**PROVIDED RECORDS:**
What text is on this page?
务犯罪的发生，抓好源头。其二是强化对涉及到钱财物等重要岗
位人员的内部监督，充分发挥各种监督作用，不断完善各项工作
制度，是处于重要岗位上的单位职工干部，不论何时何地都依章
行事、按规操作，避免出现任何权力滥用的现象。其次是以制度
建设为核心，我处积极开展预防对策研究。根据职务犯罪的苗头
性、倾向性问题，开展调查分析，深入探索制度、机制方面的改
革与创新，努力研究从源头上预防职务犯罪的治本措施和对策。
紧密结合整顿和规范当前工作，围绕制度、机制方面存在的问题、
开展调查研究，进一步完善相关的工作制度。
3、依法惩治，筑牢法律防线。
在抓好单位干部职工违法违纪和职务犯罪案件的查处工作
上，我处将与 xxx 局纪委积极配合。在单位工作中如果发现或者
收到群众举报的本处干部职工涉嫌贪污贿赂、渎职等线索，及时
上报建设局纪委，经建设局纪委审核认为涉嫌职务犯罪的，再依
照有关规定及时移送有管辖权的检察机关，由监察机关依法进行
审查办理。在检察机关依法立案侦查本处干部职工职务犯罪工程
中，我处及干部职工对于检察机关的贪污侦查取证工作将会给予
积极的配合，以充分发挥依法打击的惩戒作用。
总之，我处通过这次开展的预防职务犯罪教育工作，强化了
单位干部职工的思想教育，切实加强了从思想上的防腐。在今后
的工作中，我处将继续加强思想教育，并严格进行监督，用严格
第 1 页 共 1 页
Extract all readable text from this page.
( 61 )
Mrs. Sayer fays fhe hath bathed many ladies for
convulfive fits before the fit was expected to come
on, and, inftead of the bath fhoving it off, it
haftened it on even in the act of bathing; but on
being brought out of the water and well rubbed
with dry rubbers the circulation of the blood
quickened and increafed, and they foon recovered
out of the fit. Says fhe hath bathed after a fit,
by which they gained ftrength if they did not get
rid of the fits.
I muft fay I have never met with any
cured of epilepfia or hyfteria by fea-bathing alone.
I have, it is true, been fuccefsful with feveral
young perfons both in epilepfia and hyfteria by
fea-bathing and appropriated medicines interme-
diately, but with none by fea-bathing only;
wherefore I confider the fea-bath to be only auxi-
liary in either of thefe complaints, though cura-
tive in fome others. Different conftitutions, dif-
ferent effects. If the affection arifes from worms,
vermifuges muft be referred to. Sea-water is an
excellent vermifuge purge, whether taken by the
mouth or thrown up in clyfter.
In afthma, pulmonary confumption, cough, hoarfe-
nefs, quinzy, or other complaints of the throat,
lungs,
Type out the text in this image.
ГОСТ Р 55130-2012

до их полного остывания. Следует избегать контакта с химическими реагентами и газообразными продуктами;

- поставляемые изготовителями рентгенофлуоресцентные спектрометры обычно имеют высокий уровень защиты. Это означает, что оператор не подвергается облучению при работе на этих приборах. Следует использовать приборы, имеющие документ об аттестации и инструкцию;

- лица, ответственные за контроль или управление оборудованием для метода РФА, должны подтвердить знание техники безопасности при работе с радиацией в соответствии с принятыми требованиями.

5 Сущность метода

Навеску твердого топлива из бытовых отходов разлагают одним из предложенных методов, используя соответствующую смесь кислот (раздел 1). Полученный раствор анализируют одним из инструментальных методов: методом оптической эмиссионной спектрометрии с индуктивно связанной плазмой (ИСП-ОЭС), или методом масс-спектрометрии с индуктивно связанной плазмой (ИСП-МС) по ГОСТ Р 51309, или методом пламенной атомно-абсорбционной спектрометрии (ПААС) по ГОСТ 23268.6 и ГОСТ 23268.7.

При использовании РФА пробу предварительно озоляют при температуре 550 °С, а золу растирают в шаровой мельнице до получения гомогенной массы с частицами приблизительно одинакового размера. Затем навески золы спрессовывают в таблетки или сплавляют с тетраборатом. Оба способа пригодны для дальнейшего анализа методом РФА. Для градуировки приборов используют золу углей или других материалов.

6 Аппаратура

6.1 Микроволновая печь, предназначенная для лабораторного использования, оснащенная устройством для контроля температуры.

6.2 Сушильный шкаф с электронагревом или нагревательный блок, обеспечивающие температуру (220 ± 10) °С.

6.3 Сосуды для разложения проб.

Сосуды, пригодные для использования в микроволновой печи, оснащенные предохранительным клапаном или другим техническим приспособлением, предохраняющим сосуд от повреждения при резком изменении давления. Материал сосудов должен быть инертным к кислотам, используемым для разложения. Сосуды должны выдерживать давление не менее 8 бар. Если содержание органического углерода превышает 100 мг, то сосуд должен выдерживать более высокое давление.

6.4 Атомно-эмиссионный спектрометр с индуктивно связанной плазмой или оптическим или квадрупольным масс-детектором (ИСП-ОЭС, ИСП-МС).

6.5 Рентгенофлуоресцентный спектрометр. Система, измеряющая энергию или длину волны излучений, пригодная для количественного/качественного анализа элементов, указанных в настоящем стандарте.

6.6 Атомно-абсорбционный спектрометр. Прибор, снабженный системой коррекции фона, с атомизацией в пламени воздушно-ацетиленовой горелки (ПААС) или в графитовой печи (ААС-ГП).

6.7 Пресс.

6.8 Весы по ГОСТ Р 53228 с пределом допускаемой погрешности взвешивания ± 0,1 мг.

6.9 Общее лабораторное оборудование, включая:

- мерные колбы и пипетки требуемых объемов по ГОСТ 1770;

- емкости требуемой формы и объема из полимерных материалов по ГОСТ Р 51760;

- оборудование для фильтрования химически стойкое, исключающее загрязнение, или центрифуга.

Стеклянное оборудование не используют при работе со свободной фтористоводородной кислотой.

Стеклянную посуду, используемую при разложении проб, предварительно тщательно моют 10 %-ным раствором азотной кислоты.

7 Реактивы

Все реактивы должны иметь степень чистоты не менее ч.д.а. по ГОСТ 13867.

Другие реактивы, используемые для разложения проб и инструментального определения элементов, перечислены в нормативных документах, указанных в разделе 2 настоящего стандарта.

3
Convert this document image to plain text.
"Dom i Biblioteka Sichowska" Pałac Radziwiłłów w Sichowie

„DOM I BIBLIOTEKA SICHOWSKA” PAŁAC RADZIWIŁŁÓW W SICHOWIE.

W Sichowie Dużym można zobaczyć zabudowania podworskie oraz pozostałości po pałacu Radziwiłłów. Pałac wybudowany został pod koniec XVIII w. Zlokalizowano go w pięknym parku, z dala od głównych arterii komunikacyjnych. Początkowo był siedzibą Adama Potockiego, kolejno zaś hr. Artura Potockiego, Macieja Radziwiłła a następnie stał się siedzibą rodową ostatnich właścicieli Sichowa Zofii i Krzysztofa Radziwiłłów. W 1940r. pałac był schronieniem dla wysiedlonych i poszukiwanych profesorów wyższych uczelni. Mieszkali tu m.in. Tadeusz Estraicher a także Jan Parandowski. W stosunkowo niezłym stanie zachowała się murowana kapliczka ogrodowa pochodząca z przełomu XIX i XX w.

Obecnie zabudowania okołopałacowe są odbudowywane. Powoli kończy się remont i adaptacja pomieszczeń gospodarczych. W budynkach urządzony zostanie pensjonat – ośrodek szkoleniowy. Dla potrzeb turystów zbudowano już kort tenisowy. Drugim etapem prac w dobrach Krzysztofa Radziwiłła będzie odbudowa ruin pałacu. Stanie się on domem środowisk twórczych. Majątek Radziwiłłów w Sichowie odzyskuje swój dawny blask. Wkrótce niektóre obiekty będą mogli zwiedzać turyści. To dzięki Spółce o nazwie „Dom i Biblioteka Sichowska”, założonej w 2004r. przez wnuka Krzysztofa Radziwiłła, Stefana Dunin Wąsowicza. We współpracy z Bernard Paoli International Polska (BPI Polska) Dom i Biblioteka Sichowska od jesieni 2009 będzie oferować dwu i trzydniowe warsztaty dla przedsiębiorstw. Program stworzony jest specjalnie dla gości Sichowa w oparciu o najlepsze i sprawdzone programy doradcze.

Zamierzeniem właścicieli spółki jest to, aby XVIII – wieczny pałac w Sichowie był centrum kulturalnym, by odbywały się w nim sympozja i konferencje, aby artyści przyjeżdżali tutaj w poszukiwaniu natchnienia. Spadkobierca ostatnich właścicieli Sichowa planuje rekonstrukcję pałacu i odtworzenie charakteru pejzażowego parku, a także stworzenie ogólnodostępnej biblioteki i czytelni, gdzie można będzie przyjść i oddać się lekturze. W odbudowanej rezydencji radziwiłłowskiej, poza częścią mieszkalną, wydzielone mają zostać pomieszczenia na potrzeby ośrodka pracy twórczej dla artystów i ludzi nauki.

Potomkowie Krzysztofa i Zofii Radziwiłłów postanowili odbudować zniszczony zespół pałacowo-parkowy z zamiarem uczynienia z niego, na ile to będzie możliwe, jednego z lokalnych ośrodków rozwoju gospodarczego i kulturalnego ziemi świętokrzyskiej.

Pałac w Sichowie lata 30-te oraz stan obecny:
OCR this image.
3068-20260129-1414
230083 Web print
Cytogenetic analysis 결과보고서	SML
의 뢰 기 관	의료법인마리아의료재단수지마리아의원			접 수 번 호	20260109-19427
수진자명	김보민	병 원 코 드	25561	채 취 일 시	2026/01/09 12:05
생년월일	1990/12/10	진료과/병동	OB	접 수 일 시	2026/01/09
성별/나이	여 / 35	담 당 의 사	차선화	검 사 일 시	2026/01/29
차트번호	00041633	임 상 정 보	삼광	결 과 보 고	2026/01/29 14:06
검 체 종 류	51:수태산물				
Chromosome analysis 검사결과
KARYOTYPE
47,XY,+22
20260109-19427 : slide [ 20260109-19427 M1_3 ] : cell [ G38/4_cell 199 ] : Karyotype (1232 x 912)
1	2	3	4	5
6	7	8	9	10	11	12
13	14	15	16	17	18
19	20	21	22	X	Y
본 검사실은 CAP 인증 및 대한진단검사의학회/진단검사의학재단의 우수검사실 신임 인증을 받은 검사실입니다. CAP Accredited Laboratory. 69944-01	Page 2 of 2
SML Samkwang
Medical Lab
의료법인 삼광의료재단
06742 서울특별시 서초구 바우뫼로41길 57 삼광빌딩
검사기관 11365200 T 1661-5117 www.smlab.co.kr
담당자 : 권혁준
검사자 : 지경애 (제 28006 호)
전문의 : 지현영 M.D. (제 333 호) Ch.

**REQUIRED WORK:**
Extract, from the material above, each line holding the word "bathing".

**COMPLETE OUTPUT:**
haftened it on even in the act of bathing; but on
cured of epilepfia or hyfteria by fea-bathing alone.
fea-bathing and appropriated medicines interme-
diately, but with none by fea-bathing only;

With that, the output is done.